> **RAW RECORDS**:
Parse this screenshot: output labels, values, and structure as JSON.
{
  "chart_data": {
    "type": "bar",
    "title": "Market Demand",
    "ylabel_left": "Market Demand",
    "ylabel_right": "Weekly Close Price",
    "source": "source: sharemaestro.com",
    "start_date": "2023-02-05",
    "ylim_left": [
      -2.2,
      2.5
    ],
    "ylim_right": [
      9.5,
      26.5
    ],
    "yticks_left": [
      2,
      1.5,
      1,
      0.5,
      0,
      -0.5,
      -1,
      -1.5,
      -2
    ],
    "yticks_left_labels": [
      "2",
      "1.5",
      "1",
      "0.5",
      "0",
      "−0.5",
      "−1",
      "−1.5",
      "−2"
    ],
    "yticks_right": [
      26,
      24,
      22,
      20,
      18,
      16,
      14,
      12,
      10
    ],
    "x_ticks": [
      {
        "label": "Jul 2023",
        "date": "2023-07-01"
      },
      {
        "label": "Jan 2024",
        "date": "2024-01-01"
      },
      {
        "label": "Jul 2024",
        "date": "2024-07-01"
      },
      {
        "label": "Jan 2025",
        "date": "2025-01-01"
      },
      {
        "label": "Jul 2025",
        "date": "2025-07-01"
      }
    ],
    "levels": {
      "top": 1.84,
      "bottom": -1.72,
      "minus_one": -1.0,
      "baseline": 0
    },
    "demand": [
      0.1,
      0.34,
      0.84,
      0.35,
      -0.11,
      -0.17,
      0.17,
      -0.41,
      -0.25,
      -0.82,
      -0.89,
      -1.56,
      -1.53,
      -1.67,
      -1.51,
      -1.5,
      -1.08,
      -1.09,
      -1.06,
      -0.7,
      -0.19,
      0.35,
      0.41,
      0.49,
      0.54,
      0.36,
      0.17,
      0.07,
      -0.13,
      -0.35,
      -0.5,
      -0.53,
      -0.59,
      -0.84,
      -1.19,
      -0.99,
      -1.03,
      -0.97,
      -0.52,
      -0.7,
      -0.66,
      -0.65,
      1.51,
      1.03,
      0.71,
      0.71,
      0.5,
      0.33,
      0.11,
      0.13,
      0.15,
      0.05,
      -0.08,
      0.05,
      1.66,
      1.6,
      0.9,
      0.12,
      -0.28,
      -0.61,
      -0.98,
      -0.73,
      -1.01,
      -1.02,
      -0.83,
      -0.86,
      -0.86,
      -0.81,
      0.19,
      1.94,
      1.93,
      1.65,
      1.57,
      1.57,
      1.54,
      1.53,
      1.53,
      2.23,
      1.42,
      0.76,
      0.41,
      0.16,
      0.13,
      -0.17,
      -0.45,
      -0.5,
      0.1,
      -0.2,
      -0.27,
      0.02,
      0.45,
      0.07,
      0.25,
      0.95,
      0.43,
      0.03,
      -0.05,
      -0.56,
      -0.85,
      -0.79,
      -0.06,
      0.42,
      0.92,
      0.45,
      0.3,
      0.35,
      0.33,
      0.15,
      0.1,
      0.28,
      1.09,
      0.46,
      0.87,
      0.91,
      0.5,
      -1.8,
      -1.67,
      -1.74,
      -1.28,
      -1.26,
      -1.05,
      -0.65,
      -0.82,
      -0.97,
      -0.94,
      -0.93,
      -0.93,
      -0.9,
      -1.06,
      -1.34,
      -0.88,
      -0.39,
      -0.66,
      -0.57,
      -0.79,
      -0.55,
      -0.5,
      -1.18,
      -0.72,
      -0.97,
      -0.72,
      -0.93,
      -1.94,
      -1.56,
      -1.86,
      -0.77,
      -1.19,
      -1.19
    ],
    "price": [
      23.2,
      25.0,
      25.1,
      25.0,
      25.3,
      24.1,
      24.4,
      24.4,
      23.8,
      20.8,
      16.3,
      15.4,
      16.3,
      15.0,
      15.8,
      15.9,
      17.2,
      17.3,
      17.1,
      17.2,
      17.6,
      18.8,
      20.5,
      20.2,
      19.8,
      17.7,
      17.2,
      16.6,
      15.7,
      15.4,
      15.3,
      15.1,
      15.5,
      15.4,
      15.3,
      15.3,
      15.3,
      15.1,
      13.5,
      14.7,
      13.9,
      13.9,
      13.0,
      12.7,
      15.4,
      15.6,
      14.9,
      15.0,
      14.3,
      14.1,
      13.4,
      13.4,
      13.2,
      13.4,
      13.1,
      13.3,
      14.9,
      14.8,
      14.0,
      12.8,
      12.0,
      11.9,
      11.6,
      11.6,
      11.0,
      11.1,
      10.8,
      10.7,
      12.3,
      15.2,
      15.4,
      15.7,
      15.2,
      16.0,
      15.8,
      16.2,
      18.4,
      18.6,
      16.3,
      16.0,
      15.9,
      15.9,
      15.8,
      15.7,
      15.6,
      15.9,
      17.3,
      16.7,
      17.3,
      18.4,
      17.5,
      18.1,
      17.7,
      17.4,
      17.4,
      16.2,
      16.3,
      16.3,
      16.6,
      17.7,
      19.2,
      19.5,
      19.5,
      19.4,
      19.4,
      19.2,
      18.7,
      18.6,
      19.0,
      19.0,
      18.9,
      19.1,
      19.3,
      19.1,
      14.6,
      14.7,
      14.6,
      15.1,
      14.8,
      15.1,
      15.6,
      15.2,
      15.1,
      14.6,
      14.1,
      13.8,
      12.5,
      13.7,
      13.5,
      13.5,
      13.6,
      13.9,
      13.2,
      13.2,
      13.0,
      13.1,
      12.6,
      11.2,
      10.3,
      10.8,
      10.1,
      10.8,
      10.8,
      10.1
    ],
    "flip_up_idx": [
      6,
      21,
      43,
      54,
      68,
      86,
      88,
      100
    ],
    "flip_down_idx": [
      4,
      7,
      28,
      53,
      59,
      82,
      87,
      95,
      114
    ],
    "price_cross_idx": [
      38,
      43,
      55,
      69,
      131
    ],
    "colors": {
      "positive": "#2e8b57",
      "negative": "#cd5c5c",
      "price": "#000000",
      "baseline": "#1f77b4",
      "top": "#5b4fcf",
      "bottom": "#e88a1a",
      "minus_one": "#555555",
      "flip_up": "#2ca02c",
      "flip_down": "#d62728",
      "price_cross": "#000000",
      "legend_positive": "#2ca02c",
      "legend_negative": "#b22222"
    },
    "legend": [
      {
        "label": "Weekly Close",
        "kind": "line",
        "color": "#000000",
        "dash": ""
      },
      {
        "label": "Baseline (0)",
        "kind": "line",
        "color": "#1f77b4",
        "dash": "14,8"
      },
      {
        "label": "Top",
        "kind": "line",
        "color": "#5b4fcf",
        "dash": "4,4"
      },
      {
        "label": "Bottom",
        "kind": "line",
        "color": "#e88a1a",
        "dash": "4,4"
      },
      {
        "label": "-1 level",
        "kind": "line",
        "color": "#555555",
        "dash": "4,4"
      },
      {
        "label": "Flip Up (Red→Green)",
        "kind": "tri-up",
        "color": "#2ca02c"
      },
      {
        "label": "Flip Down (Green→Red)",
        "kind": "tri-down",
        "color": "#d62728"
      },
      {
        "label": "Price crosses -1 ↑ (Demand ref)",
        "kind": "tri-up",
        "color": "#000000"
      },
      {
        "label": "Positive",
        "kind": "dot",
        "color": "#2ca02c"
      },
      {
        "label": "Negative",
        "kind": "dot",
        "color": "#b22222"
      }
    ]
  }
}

> **AIM**:
Each entry above needs to be retyped exactly.

> **OUTPUT**:
Parse this screenshot: output labels, values, and structure as JSON.
{
  "chart_data": {
    "type": "bar",
    "title": "Market Demand",
    "ylabel_left": "Market Demand",
    "ylabel_right": "Weekly Close Price",
    "source": "source: sharemaestro.com",
    "start_date": "2023-02-05",
    "ylim_left": [
      -2.2,
      2.5
    ],
    "ylim_right": [
      9.5,
      26.5
    ],
    "yticks_left": [
      2,
      1.5,
      1,
      0.5,
      0,
      -0.5,
      -1,
      -1.5,
      -2
    ],
    "yticks_left_labels": [
      "2",
      "1.5",
      "1",
      "0.5",
      "0",
      "−0.5",
      "−1",
      "−1.5",
      "−2"
    ],
    "yticks_right": [
      26,
      24,
      22,
      20,
      18,
      16,
      14,
      12,
      10
    ],
    "x_ticks": [
      {
        "label": "Jul 2023",
        "date": "2023-07-01"
      },
      {
        "label": "Jan 2024",
        "date": "2024-01-01"
      },
      {
        "label": "Jul 2024",
        "date": "2024-07-01"
      },
      {
        "label": "Jan 2025",
        "date": "2025-01-01"
      },
      {
        "label": "Jul 2025",
        "date": "2025-07-01"
      }
    ],
    "levels": {
      "top": 1.84,
      "bottom": -1.72,
      "minus_one": -1.0,
      "baseline": 0
    },
    "demand": [
      0.1,
      0.34,
      0.84,
      0.35,
      -0.11,
      -0.17,
      0.17,
      -0.41,
      -0.25,
      -0.82,
      -0.89,
      -1.56,
      -1.53,
      -1.67,
      -1.51,
      -1.5,
      -1.08,
      -1.09,
      -1.06,
      -0.7,
      -0.19,
      0.35,
      0.41,
      0.49,
      0.54,
      0.36,
      0.17,
      0.07,
      -0.13,
      -0.35,
      -0.5,
      -0.53,
      -0.59,
      -0.84,
      -1.19,
      -0.99,
      -1.03,
      -0.97,
      -0.52,
      -0.7,
      -0.66,
      -0.65,
      1.51,
      1.03,
      0.71,
      0.71,
      0.5,
      0.33,
      0.11,
      0.13,
      0.15,
      0.05,
      -0.08,
      0.05,
      1.66,
      1.6,
      0.9,
      0.12,
      -0.28,
      -0.61,
      -0.98,
      -0.73,
      -1.01,
      -1.02,
      -0.83,
      -0.86,
      -0.86,
      -0.81,
      0.19,
      1.94,
      1.93,
      1.65,
      1.57,
      1.57,
      1.54,
      1.53,
      1.53,
      2.23,
      1.42,
      0.76,
      0.41,
      0.16,
      0.13,
      -0.17,
      -0.45,
      -0.5,
      0.1,
      -0.2,
      -0.27,
      0.02,
      0.45,
      0.07,
      0.25,
      0.95,
      0.43,
      0.03,
      -0.05,
      -0.56,
      -0.85,
      -0.79,
      -0.06,
      0.42,
      0.92,
      0.45,
      0.3,
      0.35,
      0.33,
      0.15,
      0.1,
      0.28,
      1.09,
      0.46,
      0.87,
      0.91,
      0.5,
      -1.8,
      -1.67,
      -1.74,
      -1.28,
      -1.26,
      -1.05,
      -0.65,
      -0.82,
      -0.97,
      -0.94,
      -0.93,
      -0.93,
      -0.9,
      -1.06,
      -1.34,
      -0.88,
      -0.39,
      -0.66,
      -0.57,
      -0.79,
      -0.55,
      -0.5,
      -1.18,
      -0.72,
      -0.97,
      -0.72,
      -0.93,
      -1.94,
      -1.56,
      -1.86,
      -0.77,
      -1.19,
      -1.19
    ],
    "price": [
      23.2,
      25.0,
      25.1,
      25.0,
      25.3,
      24.1,
      24.4,
      24.4,
      23.8,
      20.8,
      16.3,
      15.4,
      16.3,
      15.0,
      15.8,
      15.9,
      17.2,
      17.3,
      17.1,
      17.2,
      17.6,
      18.8,
      20.5,
      20.2,
      19.8,
      17.7,
      17.2,
      16.6,
      15.7,
      15.4,
      15.3,
      15.1,
      15.5,
      15.4,
      15.3,
      15.3,
      15.3,
      15.1,
      13.5,
      14.7,
      13.9,
      13.9,
      13.0,
      12.7,
      15.4,
      15.6,
      14.9,
      15.0,
      14.3,
      14.1,
      13.4,
      13.4,
      13.2,
      13.4,
      13.1,
      13.3,
      14.9,
      14.8,
      14.0,
      12.8,
      12.0,
      11.9,
      11.6,
      11.6,
      11.0,
      11.1,
      10.8,
      10.7,
      12.3,
      15.2,
      15.4,
      15.7,
      15.2,
      16.0,
      15.8,
      16.2,
      18.4,
      18.6,
      16.3,
      16.0,
      15.9,
      15.9,
      15.8,
      15.7,
      15.6,
      15.9,
      17.3,
      16.7,
      17.3,
      18.4,
      17.5,
      18.1,
      17.7,
      17.4,
      17.4,
      16.2,
      16.3,
      16.3,
      16.6,
      17.7,
      19.2,
      19.5,
      19.5,
      19.4,
      19.4,
      19.2,
      18.7,
      18.6,
      19.0,
      19.0,
      18.9,
      19.1,
      19.3,
      19.1,
      14.6,
      14.7,
      14.6,
      15.1,
      14.8,
      15.1,
      15.6,
      15.2,
      15.1,
      14.6,
      14.1,
      13.8,
      12.5,
      13.7,
      13.5,
      13.5,
      13.6,
      13.9,
      13.2,
      13.2,
      13.0,
      13.1,
      12.6,
      11.2,
      10.3,
      10.8,
      10.1,
      10.8,
      10.8,
      10.1
    ],
    "flip_up_idx": [
      6,
      21,
      43,
      54,
      68,
      86,
      88,
      100
    ],
    "flip_down_idx": [
      4,
      7,
      28,
      53,
      59,
      82,
      87,
      95,
      114
    ],
    "price_cross_idx": [
      38,
      43,
      55,
      69,
      131
    ],
    "colors": {
      "positive": "#2e8b57",
      "negative": "#cd5c5c",
      "price": "#000000",
      "baseline": "#1f77b4",
      "top": "#5b4fcf",
      "bottom": "#e88a1a",
      "minus_one": "#555555",
      "flip_up": "#2ca02c",
      "flip_down": "#d62728",
      "price_cross": "#000000",
      "legend_positive": "#2ca02c",
      "legend_negative": "#b22222"
    },
    "legend": [
      {
        "label": "Weekly Close",
        "kind": "line",
        "color": "#000000",
        "dash": ""
      },
      {
        "label": "Baseline (0)",
        "kind": "line",
        "color": "#1f77b4",
        "dash": "14,8"
      },
      {
        "label": "Top",
        "kind": "line",
        "color": "#5b4fcf",
        "dash": "4,4"
      },
      {
        "label": "Bottom",
        "kind": "line",
        "color": "#e88a1a",
        "dash": "4,4"
      },
      {
        "label": "-1 level",
        "kind": "line",
        "color": "#555555",
        "dash": "4,4"
      },
      {
        "label": "Flip Up (Red→Green)",
        "kind": "tri-up",
        "color": "#2ca02c"
      },
      {
        "label": "Flip Down (Green→Red)",
        "kind": "tri-down",
        "color": "#d62728"
      },
      {
        "label": "Price crosses -1 ↑ (Demand ref)",
        "kind": "tri-up",
        "color": "#000000"
      },
      {
        "label": "Positive",
        "kind": "dot",
        "color": "#2ca02c"
      },
      {
        "label": "Negative",
        "kind": "dot",
        "color": "#b22222"
      }
    ]
  }
}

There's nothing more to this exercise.